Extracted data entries
=== Begin Enclosure ===
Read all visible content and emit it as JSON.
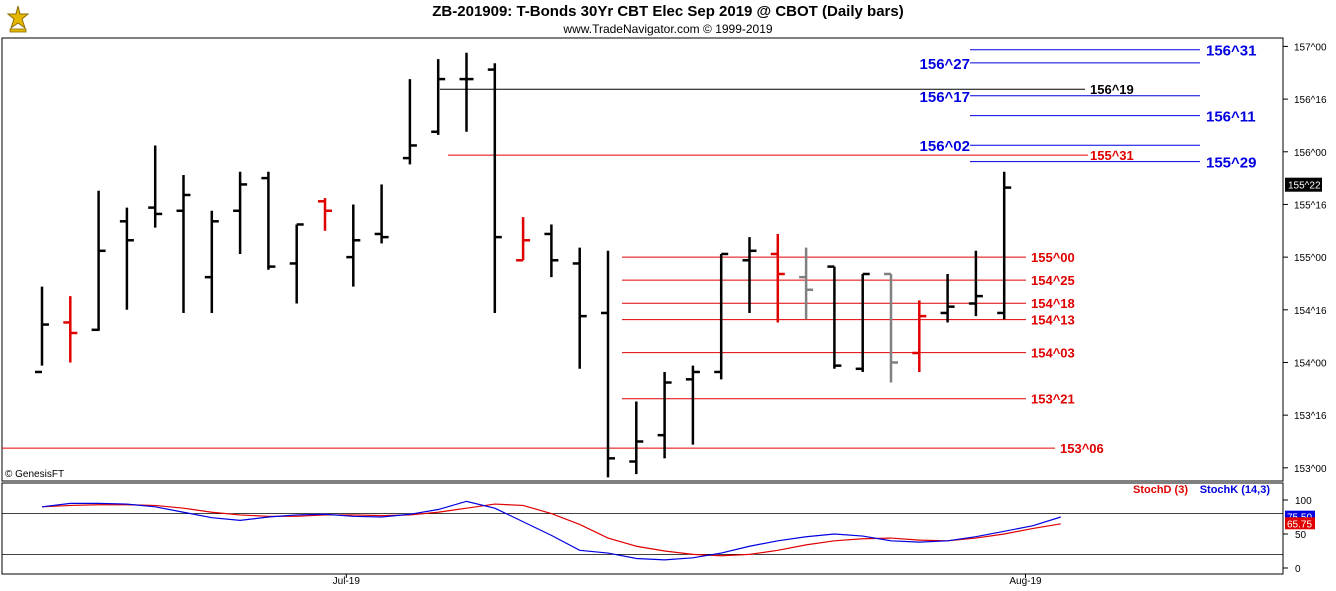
{
  "header": {
    "title": "ZB-201909:  T-Bonds 30Yr CBT Elec Sep 2019 @ CBOT  (Daily bars)",
    "subtitle": "www.TradeNavigator.com © 1999-2019",
    "copyright": "© GenesisFT"
  },
  "colors": {
    "bar_normal": "#000000",
    "bar_red": "#e00000",
    "bar_gray": "#808080",
    "level_red": "#e00000",
    "level_blue": "#0000e0",
    "level_black": "#000000",
    "stoch_d": "#e00000",
    "stoch_k": "#0000e0",
    "last_price_box": "#000000",
    "logo": "#e6b800"
  },
  "chart_data": [
    {
      "type": "ohlc",
      "title": "ZB-201909:  T-Bonds 30Yr CBT Elec Sep 2019 @ CBOT  (Daily bars)",
      "price_unit": "32nds",
      "y_ticks": [
        "153^00",
        "153^16",
        "154^00",
        "154^16",
        "155^00",
        "155^16",
        "156^00",
        "156^16",
        "157^00"
      ],
      "x_ticks": [
        "Jul-19",
        "Aug-19"
      ],
      "last_price": "155^22",
      "bars": [
        {
          "o": 153.91,
          "h": 154.72,
          "l": 153.97,
          "c": 154.36,
          "color": "black"
        },
        {
          "o": 154.38,
          "h": 154.63,
          "l": 154.0,
          "c": 154.28,
          "color": "red"
        },
        {
          "o": 154.31,
          "h": 155.63,
          "l": 154.3,
          "c": 155.06,
          "color": "black"
        },
        {
          "o": 155.34,
          "h": 155.47,
          "l": 154.5,
          "c": 155.16,
          "color": "black"
        },
        {
          "o": 155.47,
          "h": 156.06,
          "l": 155.28,
          "c": 155.41,
          "color": "black"
        },
        {
          "o": 155.44,
          "h": 155.78,
          "l": 154.47,
          "c": 155.59,
          "color": "black"
        },
        {
          "o": 154.81,
          "h": 155.44,
          "l": 154.47,
          "c": 155.34,
          "color": "black"
        },
        {
          "o": 155.44,
          "h": 155.81,
          "l": 155.03,
          "c": 155.69,
          "color": "black"
        },
        {
          "o": 155.75,
          "h": 155.81,
          "l": 154.88,
          "c": 154.91,
          "color": "black"
        },
        {
          "o": 154.94,
          "h": 155.31,
          "l": 154.56,
          "c": 155.31,
          "color": "black"
        },
        {
          "o": 155.53,
          "h": 155.56,
          "l": 155.25,
          "c": 155.44,
          "color": "red"
        },
        {
          "o": 155.0,
          "h": 155.5,
          "l": 154.72,
          "c": 155.16,
          "color": "black"
        },
        {
          "o": 155.22,
          "h": 155.69,
          "l": 155.13,
          "c": 155.19,
          "color": "black"
        },
        {
          "o": 155.94,
          "h": 156.69,
          "l": 155.88,
          "c": 156.06,
          "color": "black"
        },
        {
          "o": 156.19,
          "h": 156.88,
          "l": 156.16,
          "c": 156.69,
          "color": "black"
        },
        {
          "o": 156.69,
          "h": 156.94,
          "l": 156.19,
          "c": 156.69,
          "color": "black"
        },
        {
          "o": 156.78,
          "h": 156.84,
          "l": 154.47,
          "c": 155.19,
          "color": "black"
        },
        {
          "o": 154.97,
          "h": 155.38,
          "l": 154.97,
          "c": 155.16,
          "color": "red"
        },
        {
          "o": 155.22,
          "h": 155.31,
          "l": 154.81,
          "c": 154.97,
          "color": "black"
        },
        {
          "o": 154.94,
          "h": 155.09,
          "l": 153.94,
          "c": 154.44,
          "color": "black"
        },
        {
          "o": 154.47,
          "h": 155.06,
          "l": 152.91,
          "c": 153.09,
          "color": "black"
        },
        {
          "o": 153.06,
          "h": 153.63,
          "l": 152.94,
          "c": 153.25,
          "color": "black"
        },
        {
          "o": 153.31,
          "h": 153.91,
          "l": 153.09,
          "c": 153.81,
          "color": "black"
        },
        {
          "o": 153.84,
          "h": 153.97,
          "l": 153.22,
          "c": 153.91,
          "color": "black"
        },
        {
          "o": 153.91,
          "h": 155.03,
          "l": 153.84,
          "c": 155.03,
          "color": "black"
        },
        {
          "o": 154.97,
          "h": 155.19,
          "l": 154.47,
          "c": 155.06,
          "color": "black"
        },
        {
          "o": 155.03,
          "h": 155.22,
          "l": 154.38,
          "c": 154.84,
          "color": "red"
        },
        {
          "o": 154.81,
          "h": 155.09,
          "l": 154.41,
          "c": 154.69,
          "color": "gray"
        },
        {
          "o": 154.91,
          "h": 154.91,
          "l": 153.94,
          "c": 153.97,
          "color": "black"
        },
        {
          "o": 153.94,
          "h": 154.84,
          "l": 153.91,
          "c": 154.84,
          "color": "black"
        },
        {
          "o": 154.84,
          "h": 154.84,
          "l": 153.81,
          "c": 154.0,
          "color": "gray"
        },
        {
          "o": 154.09,
          "h": 154.59,
          "l": 153.91,
          "c": 154.44,
          "color": "red"
        },
        {
          "o": 154.47,
          "h": 154.84,
          "l": 154.38,
          "c": 154.53,
          "color": "black"
        },
        {
          "o": 154.56,
          "h": 155.06,
          "l": 154.44,
          "c": 154.63,
          "color": "black"
        },
        {
          "o": 154.47,
          "h": 155.81,
          "l": 154.41,
          "c": 155.66,
          "color": "black"
        }
      ],
      "levels": [
        {
          "label": "156^31",
          "color": "blue"
        },
        {
          "label": "156^27",
          "color": "blue"
        },
        {
          "label": "156^19",
          "color": "black"
        },
        {
          "label": "156^17",
          "color": "blue"
        },
        {
          "label": "156^11",
          "color": "blue"
        },
        {
          "label": "156^02",
          "color": "blue"
        },
        {
          "label": "155^31",
          "color": "red"
        },
        {
          "label": "155^29",
          "color": "blue"
        },
        {
          "label": "155^00",
          "color": "red"
        },
        {
          "label": "154^25",
          "color": "red"
        },
        {
          "label": "154^18",
          "color": "red"
        },
        {
          "label": "154^13",
          "color": "red"
        },
        {
          "label": "154^03",
          "color": "red"
        },
        {
          "label": "153^21",
          "color": "red"
        },
        {
          "label": "153^06",
          "color": "red"
        }
      ]
    },
    {
      "type": "line",
      "ylim": [
        0,
        100
      ],
      "y_ticks": [
        0,
        50,
        100
      ],
      "current_values": [
        "75.50",
        "65.75"
      ],
      "series": [
        {
          "name": "StochD (3)",
          "values": [
            90,
            92,
            93,
            93,
            92,
            88,
            82,
            78,
            76,
            76,
            78,
            78,
            77,
            78,
            82,
            88,
            94,
            92,
            80,
            64,
            44,
            32,
            25,
            20,
            18,
            20,
            26,
            34,
            40,
            43,
            44,
            41,
            40,
            44,
            50,
            58,
            65
          ]
        },
        {
          "name": "StochK (14,3)",
          "values": [
            90,
            95,
            95,
            94,
            90,
            82,
            74,
            70,
            75,
            78,
            79,
            76,
            75,
            79,
            86,
            98,
            88,
            68,
            48,
            26,
            22,
            14,
            12,
            15,
            22,
            32,
            40,
            46,
            50,
            47,
            40,
            38,
            40,
            46,
            54,
            62,
            75
          ]
        }
      ]
    }
  ]
}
=== End Enclosure ===
- [WHAT THE TASK REQUIRES] Considering only lines of the records that hold the string "bars", state how many there are and nothing else.

- [EXPECTED ANSWER] 3